■ **Task statement**
From the records below, pull each line that has "String".

■ **Rows**
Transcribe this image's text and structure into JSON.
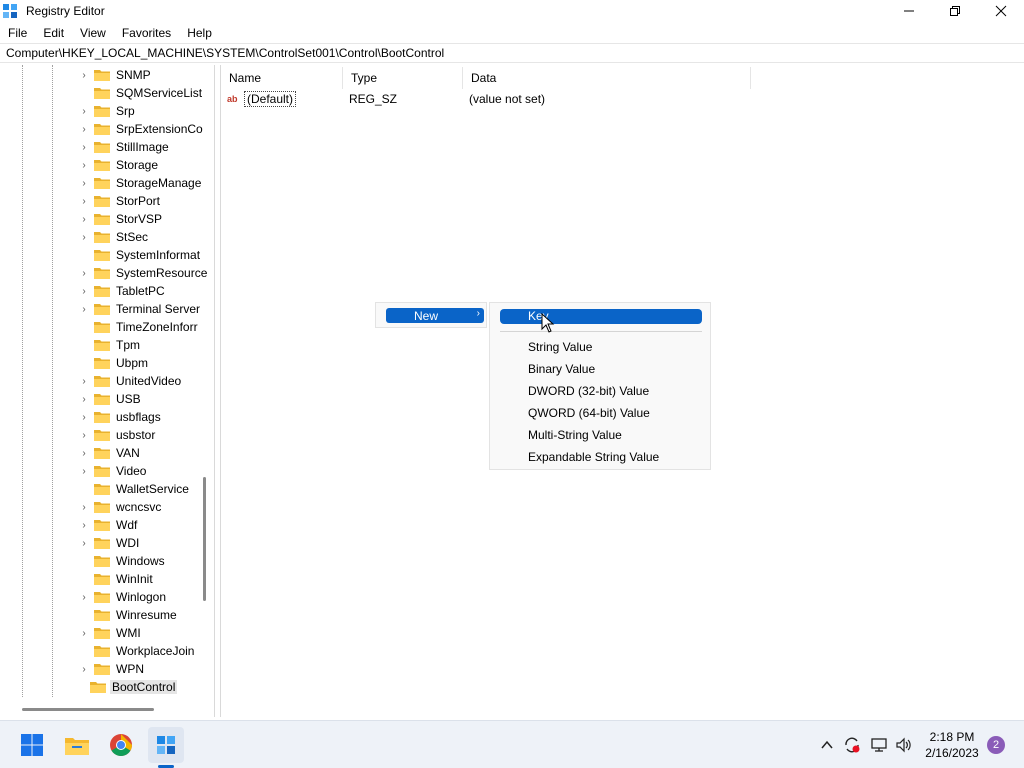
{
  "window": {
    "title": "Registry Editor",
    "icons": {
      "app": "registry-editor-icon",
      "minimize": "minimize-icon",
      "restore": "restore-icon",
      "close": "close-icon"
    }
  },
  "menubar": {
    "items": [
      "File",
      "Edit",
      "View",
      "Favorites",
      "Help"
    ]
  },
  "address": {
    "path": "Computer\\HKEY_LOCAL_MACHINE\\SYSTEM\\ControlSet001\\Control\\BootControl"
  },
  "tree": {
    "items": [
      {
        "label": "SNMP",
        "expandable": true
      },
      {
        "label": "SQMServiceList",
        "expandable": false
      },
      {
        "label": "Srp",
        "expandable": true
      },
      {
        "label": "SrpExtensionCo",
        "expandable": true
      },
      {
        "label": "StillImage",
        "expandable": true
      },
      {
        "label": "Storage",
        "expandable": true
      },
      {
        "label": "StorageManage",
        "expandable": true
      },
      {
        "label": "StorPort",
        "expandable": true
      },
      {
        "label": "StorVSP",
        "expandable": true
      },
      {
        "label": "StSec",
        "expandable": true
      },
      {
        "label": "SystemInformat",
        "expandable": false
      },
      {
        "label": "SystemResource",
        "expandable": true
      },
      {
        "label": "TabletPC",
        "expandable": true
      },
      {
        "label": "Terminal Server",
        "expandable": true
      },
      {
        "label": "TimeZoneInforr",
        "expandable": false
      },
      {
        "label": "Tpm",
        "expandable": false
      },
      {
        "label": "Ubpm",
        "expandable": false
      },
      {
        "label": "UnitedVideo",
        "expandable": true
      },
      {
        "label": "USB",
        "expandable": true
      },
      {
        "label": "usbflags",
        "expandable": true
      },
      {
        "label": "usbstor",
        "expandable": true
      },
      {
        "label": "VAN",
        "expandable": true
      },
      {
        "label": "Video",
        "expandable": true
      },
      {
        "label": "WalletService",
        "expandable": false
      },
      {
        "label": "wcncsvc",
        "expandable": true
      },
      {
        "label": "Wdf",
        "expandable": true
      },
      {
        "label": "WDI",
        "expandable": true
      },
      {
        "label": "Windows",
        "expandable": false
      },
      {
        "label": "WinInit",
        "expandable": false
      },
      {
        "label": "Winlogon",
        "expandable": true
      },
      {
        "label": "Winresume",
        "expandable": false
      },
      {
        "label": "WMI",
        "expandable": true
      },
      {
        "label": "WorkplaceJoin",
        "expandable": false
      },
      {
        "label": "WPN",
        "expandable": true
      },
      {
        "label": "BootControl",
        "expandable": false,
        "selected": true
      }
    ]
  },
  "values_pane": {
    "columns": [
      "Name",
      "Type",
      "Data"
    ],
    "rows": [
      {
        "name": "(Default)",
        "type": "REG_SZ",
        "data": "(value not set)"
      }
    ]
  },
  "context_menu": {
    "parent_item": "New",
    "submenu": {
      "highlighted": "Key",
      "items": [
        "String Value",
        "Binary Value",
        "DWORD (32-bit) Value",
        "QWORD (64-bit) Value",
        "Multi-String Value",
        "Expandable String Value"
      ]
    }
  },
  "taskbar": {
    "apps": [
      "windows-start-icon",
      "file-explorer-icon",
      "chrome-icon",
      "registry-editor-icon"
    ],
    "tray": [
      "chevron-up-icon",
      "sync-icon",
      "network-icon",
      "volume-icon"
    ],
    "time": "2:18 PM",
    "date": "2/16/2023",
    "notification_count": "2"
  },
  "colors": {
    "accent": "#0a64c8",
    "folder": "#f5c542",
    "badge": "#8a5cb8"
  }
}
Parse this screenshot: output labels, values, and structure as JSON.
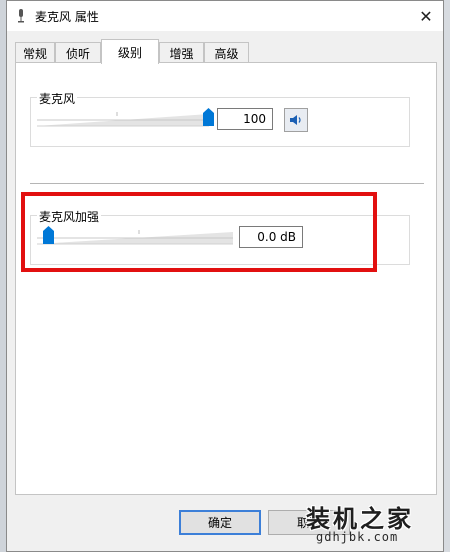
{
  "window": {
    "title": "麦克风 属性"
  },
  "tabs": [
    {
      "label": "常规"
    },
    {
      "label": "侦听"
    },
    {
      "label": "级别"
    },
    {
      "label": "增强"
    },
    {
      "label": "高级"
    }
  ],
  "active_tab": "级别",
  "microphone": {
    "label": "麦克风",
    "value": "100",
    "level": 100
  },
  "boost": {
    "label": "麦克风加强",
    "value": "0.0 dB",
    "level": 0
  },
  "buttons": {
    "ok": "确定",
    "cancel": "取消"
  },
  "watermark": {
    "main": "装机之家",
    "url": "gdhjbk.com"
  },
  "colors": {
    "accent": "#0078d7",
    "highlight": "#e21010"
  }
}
...
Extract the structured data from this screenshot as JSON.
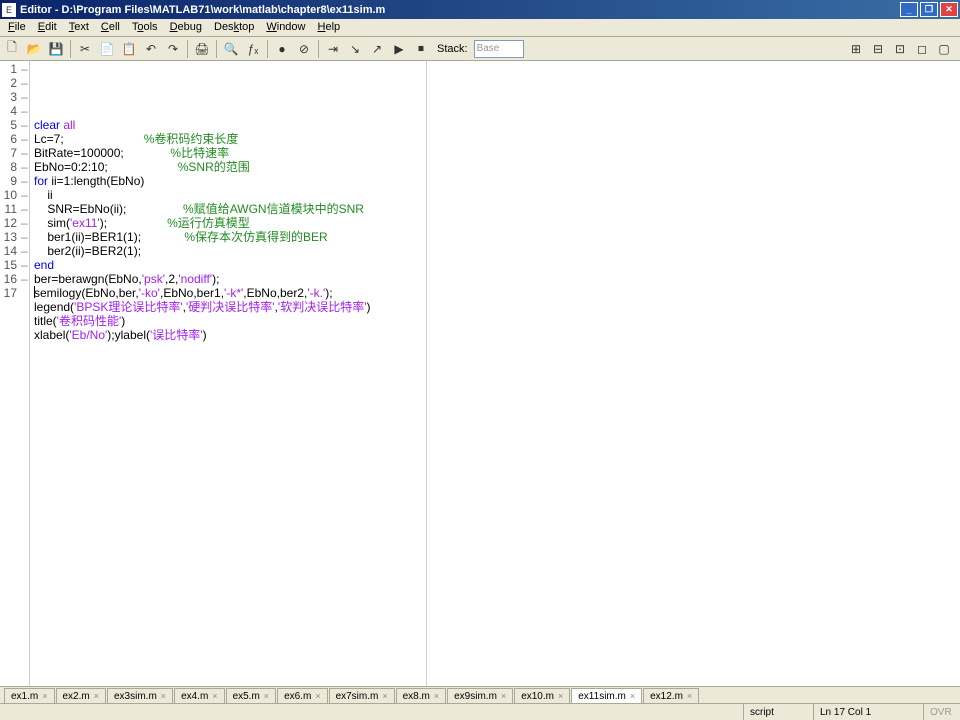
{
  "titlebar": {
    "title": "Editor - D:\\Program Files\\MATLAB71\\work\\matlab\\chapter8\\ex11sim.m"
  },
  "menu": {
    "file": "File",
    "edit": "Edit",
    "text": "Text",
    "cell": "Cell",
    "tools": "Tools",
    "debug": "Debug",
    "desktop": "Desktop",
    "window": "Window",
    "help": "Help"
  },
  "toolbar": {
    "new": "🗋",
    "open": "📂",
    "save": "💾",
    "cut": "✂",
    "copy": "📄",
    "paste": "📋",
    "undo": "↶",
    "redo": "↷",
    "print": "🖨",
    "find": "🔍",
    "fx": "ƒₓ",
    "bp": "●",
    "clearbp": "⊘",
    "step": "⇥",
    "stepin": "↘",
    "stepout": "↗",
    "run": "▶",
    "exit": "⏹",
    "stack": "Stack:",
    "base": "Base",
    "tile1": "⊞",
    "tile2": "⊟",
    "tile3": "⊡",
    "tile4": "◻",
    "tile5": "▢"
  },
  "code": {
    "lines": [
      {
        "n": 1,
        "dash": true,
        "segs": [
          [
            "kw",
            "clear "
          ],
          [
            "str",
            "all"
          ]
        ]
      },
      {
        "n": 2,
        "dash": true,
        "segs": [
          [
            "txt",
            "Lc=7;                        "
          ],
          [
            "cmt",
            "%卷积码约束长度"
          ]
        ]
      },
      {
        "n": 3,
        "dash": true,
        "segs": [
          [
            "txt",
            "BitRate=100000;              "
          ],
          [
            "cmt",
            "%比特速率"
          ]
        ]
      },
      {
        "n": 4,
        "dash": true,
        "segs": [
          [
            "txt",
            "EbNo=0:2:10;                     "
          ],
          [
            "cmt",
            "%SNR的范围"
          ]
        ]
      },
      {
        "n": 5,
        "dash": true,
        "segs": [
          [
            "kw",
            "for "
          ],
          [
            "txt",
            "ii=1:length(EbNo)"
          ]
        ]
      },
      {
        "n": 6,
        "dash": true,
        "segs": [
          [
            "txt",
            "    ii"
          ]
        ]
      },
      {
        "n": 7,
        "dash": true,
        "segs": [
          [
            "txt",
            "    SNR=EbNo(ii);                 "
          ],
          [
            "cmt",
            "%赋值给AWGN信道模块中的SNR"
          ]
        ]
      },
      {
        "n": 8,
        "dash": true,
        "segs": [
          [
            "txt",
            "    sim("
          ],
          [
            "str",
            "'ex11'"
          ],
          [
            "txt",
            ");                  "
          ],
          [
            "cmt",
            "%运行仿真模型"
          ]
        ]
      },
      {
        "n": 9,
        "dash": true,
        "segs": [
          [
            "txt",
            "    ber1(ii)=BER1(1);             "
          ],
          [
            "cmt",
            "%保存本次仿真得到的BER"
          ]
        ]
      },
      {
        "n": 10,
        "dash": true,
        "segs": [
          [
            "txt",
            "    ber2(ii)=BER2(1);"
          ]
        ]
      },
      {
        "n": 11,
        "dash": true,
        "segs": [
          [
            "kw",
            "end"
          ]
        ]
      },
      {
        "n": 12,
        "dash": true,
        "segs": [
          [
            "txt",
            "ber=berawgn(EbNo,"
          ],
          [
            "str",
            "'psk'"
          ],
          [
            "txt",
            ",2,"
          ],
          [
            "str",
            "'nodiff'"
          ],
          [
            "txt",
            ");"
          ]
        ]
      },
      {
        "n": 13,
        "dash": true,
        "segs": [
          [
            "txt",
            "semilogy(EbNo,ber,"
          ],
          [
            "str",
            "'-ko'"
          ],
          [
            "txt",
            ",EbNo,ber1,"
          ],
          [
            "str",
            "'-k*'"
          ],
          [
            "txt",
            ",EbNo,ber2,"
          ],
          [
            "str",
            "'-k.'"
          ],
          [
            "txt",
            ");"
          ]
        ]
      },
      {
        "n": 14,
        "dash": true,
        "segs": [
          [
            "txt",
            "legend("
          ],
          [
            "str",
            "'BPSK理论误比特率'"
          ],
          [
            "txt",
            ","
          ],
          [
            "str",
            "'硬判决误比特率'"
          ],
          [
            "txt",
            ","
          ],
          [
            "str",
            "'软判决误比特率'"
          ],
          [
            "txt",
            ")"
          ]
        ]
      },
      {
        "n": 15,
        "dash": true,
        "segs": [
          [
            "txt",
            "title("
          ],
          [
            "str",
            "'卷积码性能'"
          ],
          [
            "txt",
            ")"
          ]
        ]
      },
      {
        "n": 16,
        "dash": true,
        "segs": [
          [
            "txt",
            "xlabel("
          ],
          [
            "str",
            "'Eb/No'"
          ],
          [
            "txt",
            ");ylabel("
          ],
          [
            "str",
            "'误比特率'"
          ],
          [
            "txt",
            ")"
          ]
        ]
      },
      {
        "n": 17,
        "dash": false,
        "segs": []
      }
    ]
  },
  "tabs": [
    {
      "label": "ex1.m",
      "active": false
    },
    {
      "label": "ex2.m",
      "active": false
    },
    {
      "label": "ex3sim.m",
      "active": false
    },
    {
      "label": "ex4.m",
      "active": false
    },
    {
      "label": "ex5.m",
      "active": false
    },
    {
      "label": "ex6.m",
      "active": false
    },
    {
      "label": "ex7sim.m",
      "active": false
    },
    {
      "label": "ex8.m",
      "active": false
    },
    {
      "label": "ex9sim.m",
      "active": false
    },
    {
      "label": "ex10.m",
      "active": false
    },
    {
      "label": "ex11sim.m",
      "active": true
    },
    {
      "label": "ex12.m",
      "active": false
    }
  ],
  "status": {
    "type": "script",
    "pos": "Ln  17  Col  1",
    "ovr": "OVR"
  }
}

■ **Result for this task**
        "String Value",
        "Multi-String Value",
        "Expandable String Value"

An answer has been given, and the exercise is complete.